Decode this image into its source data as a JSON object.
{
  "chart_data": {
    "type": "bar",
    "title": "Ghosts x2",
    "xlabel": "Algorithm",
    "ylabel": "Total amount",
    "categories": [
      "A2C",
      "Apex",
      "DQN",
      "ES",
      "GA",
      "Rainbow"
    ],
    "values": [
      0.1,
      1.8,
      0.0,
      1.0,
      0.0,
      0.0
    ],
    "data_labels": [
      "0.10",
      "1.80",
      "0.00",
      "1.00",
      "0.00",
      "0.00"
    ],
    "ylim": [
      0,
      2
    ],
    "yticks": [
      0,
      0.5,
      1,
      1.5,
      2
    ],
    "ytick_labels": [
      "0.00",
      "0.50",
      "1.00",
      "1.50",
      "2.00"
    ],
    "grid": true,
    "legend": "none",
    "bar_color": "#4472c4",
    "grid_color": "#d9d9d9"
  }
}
* * * *
Reproduce the full listing word for word.

REPLY TO THE EXERCISE
Decode this image into its source data as a JSON object.
{
  "chart_data": {
    "type": "bar",
    "title": "Ghosts x2",
    "xlabel": "Algorithm",
    "ylabel": "Total amount",
    "categories": [
      "A2C",
      "Apex",
      "DQN",
      "ES",
      "GA",
      "Rainbow"
    ],
    "values": [
      0.1,
      1.8,
      0.0,
      1.0,
      0.0,
      0.0
    ],
    "data_labels": [
      "0.10",
      "1.80",
      "0.00",
      "1.00",
      "0.00",
      "0.00"
    ],
    "ylim": [
      0,
      2
    ],
    "yticks": [
      0,
      0.5,
      1,
      1.5,
      2
    ],
    "ytick_labels": [
      "0.00",
      "0.50",
      "1.00",
      "1.50",
      "2.00"
    ],
    "grid": true,
    "legend": "none",
    "bar_color": "#4472c4",
    "grid_color": "#d9d9d9"
  }
}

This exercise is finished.